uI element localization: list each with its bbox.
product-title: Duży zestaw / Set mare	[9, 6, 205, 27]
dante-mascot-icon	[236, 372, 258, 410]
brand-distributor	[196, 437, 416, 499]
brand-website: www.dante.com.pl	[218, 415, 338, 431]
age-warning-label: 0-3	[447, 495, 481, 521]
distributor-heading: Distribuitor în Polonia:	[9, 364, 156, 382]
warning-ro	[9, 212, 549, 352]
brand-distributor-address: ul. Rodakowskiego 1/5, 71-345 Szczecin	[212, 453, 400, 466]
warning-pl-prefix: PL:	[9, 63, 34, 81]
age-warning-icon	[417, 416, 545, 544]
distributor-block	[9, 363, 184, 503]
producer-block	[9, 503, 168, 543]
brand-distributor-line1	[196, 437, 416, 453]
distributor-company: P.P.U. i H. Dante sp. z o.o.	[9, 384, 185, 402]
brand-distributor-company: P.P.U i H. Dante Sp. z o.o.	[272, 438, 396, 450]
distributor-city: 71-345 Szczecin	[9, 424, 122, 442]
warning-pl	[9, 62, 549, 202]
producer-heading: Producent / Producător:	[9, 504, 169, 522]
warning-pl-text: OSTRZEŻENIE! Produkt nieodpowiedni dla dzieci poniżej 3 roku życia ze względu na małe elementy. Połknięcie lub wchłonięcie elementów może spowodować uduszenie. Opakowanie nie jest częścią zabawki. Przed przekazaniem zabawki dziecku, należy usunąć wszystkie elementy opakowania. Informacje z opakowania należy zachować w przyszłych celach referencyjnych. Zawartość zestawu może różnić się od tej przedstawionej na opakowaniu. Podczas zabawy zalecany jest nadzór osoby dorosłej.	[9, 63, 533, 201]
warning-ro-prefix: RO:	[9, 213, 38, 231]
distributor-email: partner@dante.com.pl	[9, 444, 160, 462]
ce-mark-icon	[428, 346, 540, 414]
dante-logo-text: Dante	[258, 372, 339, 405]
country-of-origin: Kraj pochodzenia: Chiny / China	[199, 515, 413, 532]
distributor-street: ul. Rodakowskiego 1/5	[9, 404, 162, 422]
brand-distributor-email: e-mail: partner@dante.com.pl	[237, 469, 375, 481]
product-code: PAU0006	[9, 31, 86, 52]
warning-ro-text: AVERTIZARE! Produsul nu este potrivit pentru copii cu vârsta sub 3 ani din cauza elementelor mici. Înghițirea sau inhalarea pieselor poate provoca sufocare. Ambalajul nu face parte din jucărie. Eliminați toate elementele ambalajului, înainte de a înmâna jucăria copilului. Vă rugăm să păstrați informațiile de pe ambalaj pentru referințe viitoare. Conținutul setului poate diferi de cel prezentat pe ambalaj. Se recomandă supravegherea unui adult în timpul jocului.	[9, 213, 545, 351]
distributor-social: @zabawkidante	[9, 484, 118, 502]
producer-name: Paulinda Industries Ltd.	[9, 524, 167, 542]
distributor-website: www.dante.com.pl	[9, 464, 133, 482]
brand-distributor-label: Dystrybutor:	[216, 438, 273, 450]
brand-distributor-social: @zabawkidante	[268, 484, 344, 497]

# Exercise aim:
Output every line of the item above as a numbered list, leaving out blank lines.

# Answer for the task:
1. uI element localization: list each with its bbox.
2. product-title: Duży zestaw / Set mare	[9, 6, 205, 27]
3. dante-mascot-icon	[236, 372, 258, 410]
4. brand-distributor	[196, 437, 416, 499]
5. brand-website: www.dante.com.pl	[218, 415, 338, 431]
6. age-warning-label: 0-3	[447, 495, 481, 521]
7. distributor-heading: Distribuitor în Polonia:	[9, 364, 156, 382]
8. warning-ro	[9, 212, 549, 352]
9. brand-distributor-address: ul. Rodakowskiego 1/5, 71-345 Szczecin	[212, 453, 400, 466]
10. warning-pl-prefix: PL:	[9, 63, 34, 81]
11. age-warning-icon	[417, 416, 545, 544]
12. distributor-block	[9, 363, 184, 503]
13. producer-block	[9, 503, 168, 543]
14. brand-distributor-line1	[196, 437, 416, 453]
15. distributor-company: P.P.U. i H. Dante sp. z o.o.	[9, 384, 185, 402]
16. brand-distributor-company: P.P.U i H. Dante Sp. z o.o.	[272, 438, 396, 450]
17. distributor-city: 71-345 Szczecin	[9, 424, 122, 442]
18. warning-pl	[9, 62, 549, 202]
19. producer-heading: Producent / Producător:	[9, 504, 169, 522]
20. warning-pl-text: OSTRZEŻENIE! Produkt nieodpowiedni dla dzieci poniżej 3 roku życia ze względu na małe elementy. Połknięcie lub wchłonięcie elementów może spowodować uduszenie. Opakowanie nie jest częścią zabawki. Przed przekazaniem zabawki dziecku, należy usunąć wszystkie elementy opakowania. Informacje z opakowania należy zachować w przyszłych celach referencyjnych. Zawartość zestawu może różnić się od tej przedstawionej na opakowaniu. Podczas zabawy zalecany jest nadzór osoby dorosłej.	[9, 63, 533, 201]
21. warning-ro-prefix: RO:	[9, 213, 38, 231]
22. distributor-email: partner@dante.com.pl	[9, 444, 160, 462]
23. ce-mark-icon	[428, 346, 540, 414]
24. dante-logo-text: Dante	[258, 372, 339, 405]
25. country-of-origin: Kraj pochodzenia: Chiny / China	[199, 515, 413, 532]
26. distributor-street: ul. Rodakowskiego 1/5	[9, 404, 162, 422]
27. brand-distributor-email: e-mail: partner@dante.com.pl	[237, 469, 375, 481]
28. product-code: PAU0006	[9, 31, 86, 52]
29. warning-ro-text: AVERTIZARE! Produsul nu este potrivit pentru copii cu vârsta sub 3 ani din cauza elementelor mici. Înghițirea sau inhalarea pieselor poate provoca sufocare. Ambalajul nu face parte din jucărie. Eliminați toate elementele ambalajului, înainte de a înmâna jucăria copilului. Vă rugăm să păstrați informațiile de pe ambalaj pentru referințe viitoare. Conținutul setului poate diferi de cel prezentat pe ambalaj. Se recomandă supravegherea unui adult în timpul jocului.	[9, 213, 545, 351]
30. distributor-social: @zabawkidante	[9, 484, 118, 502]
31. producer-name: Paulinda Industries Ltd.	[9, 524, 167, 542]
32. distributor-website: www.dante.com.pl	[9, 464, 133, 482]
33. brand-distributor-label: Dystrybutor:	[216, 438, 273, 450]
34. brand-distributor-social: @zabawkidante	[268, 484, 344, 497]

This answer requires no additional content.